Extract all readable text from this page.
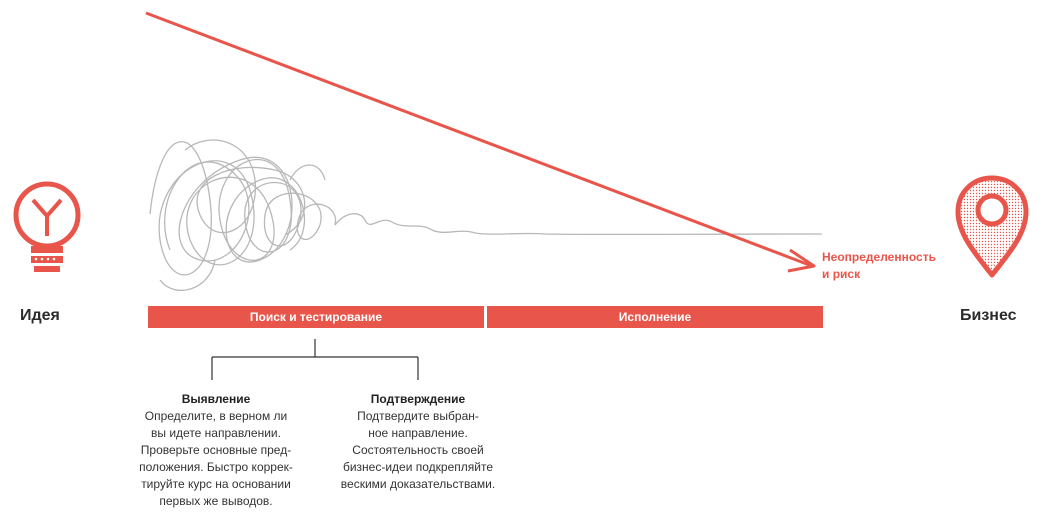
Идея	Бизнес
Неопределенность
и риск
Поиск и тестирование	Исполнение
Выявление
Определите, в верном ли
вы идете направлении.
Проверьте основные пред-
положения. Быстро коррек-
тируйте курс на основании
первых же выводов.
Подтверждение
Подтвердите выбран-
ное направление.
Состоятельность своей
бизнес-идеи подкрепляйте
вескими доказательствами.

---*---

Work instructions: All the material shown above is to be copied exactly, with no pictures carried over.

The result:
Extract all readable text from this page.
Идея	Бизнес
Неопределенность
и риск
Поиск и тестирование	Исполнение
Выявление
Определите, в верном ли
вы идете направлении.
Проверьте основные пред-
положения. Быстро коррек-
тируйте курс на основании
первых же выводов.
Подтверждение
Подтвердите выбран-
ное направление.
Состоятельность своей
бизнес-идеи подкрепляйте
вескими доказательствами.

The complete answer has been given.